▶ Given task:
Write out all of the data without omission, exactly as shown.

▶ Stored rows:

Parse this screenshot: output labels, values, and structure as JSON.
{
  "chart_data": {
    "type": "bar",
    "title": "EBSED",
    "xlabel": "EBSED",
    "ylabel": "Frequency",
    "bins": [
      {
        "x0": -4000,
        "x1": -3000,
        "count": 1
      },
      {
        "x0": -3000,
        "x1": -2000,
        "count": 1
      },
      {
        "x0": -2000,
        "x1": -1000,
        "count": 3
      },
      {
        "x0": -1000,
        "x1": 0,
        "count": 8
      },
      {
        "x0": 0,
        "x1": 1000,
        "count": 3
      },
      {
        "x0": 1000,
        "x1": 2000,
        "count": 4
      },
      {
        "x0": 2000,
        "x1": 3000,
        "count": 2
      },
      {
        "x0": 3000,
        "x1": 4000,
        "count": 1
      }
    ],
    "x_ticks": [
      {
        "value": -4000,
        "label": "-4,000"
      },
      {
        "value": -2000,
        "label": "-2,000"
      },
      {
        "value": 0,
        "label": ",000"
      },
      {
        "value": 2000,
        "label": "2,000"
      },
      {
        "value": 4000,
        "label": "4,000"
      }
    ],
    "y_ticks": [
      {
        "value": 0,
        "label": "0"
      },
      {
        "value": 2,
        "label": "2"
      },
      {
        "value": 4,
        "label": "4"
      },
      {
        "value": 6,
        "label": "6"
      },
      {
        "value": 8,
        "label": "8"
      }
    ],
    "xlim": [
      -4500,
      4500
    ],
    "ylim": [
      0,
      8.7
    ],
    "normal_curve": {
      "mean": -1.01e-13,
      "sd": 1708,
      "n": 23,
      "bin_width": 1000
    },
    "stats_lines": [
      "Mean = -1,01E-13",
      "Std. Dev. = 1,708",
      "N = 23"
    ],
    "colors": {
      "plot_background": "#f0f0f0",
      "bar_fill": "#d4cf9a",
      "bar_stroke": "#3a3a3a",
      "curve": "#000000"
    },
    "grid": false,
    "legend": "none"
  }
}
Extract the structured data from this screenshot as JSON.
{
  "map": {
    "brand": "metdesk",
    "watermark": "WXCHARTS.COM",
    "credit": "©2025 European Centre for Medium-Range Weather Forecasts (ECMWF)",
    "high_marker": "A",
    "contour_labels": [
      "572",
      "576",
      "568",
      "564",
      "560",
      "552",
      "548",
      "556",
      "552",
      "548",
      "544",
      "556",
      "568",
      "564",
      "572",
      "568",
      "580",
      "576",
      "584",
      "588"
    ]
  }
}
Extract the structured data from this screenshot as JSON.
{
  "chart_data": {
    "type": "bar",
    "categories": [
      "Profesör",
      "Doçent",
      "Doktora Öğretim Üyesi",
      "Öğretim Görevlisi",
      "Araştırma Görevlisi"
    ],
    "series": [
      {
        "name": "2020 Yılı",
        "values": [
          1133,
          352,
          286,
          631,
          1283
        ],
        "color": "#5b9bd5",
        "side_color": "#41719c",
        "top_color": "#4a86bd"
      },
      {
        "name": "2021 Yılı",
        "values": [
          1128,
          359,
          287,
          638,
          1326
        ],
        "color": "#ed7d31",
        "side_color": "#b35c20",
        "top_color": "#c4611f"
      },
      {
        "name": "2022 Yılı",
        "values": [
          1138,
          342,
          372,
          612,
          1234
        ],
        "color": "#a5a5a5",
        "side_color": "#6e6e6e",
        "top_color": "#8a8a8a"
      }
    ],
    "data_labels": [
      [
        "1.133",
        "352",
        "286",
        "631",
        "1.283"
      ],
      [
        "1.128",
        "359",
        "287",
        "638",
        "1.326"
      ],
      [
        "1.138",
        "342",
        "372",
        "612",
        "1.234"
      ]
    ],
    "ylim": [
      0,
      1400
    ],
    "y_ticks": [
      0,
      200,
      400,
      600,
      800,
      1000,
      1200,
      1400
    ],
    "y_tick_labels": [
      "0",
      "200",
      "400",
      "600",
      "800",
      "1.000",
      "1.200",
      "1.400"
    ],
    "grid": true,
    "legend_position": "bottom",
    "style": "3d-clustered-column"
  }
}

▶ Result of this exercise:
Parse this screenshot: output labels, values, and structure as JSON.
{
  "chart_data": {
    "type": "bar",
    "title": "EBSED",
    "xlabel": "EBSED",
    "ylabel": "Frequency",
    "bins": [
      {
        "x0": -4000,
        "x1": -3000,
        "count": 1
      },
      {
        "x0": -3000,
        "x1": -2000,
        "count": 1
      },
      {
        "x0": -2000,
        "x1": -1000,
        "count": 3
      },
      {
        "x0": -1000,
        "x1": 0,
        "count": 8
      },
      {
        "x0": 0,
        "x1": 1000,
        "count": 3
      },
      {
        "x0": 1000,
        "x1": 2000,
        "count": 4
      },
      {
        "x0": 2000,
        "x1": 3000,
        "count": 2
      },
      {
        "x0": 3000,
        "x1": 4000,
        "count": 1
      }
    ],
    "x_ticks": [
      {
        "value": -4000,
        "label": "-4,000"
      },
      {
        "value": -2000,
        "label": "-2,000"
      },
      {
        "value": 0,
        "label": ",000"
      },
      {
        "value": 2000,
        "label": "2,000"
      },
      {
        "value": 4000,
        "label": "4,000"
      }
    ],
    "y_ticks": [
      {
        "value": 0,
        "label": "0"
      },
      {
        "value": 2,
        "label": "2"
      },
      {
        "value": 4,
        "label": "4"
      },
      {
        "value": 6,
        "label": "6"
      },
      {
        "value": 8,
        "label": "8"
      }
    ],
    "xlim": [
      -4500,
      4500
    ],
    "ylim": [
      0,
      8.7
    ],
    "normal_curve": {
      "mean": -1.01e-13,
      "sd": 1708,
      "n": 23,
      "bin_width": 1000
    },
    "stats_lines": [
      "Mean = -1,01E-13",
      "Std. Dev. = 1,708",
      "N = 23"
    ],
    "colors": {
      "plot_background": "#f0f0f0",
      "bar_fill": "#d4cf9a",
      "bar_stroke": "#3a3a3a",
      "curve": "#000000"
    },
    "grid": false,
    "legend": "none"
  }
}
Extract the structured data from this screenshot as JSON.
{
  "map": {
    "brand": "metdesk",
    "watermark": "WXCHARTS.COM",
    "credit": "©2025 European Centre for Medium-Range Weather Forecasts (ECMWF)",
    "high_marker": "A",
    "contour_labels": [
      "572",
      "576",
      "568",
      "564",
      "560",
      "552",
      "548",
      "556",
      "552",
      "548",
      "544",
      "556",
      "568",
      "564",
      "572",
      "568",
      "580",
      "576",
      "584",
      "588"
    ]
  }
}
Extract the structured data from this screenshot as JSON.
{
  "chart_data": {
    "type": "bar",
    "categories": [
      "Profesör",
      "Doçent",
      "Doktora Öğretim Üyesi",
      "Öğretim Görevlisi",
      "Araştırma Görevlisi"
    ],
    "series": [
      {
        "name": "2020 Yılı",
        "values": [
          1133,
          352,
          286,
          631,
          1283
        ],
        "color": "#5b9bd5",
        "side_color": "#41719c",
        "top_color": "#4a86bd"
      },
      {
        "name": "2021 Yılı",
        "values": [
          1128,
          359,
          287,
          638,
          1326
        ],
        "color": "#ed7d31",
        "side_color": "#b35c20",
        "top_color": "#c4611f"
      },
      {
        "name": "2022 Yılı",
        "values": [
          1138,
          342,
          372,
          612,
          1234
        ],
        "color": "#a5a5a5",
        "side_color": "#6e6e6e",
        "top_color": "#8a8a8a"
      }
    ],
    "data_labels": [
      [
        "1.133",
        "352",
        "286",
        "631",
        "1.283"
      ],
      [
        "1.128",
        "359",
        "287",
        "638",
        "1.326"
      ],
      [
        "1.138",
        "342",
        "372",
        "612",
        "1.234"
      ]
    ],
    "ylim": [
      0,
      1400
    ],
    "y_ticks": [
      0,
      200,
      400,
      600,
      800,
      1000,
      1200,
      1400
    ],
    "y_tick_labels": [
      "0",
      "200",
      "400",
      "600",
      "800",
      "1.000",
      "1.200",
      "1.400"
    ],
    "grid": true,
    "legend_position": "bottom",
    "style": "3d-clustered-column"
  }
}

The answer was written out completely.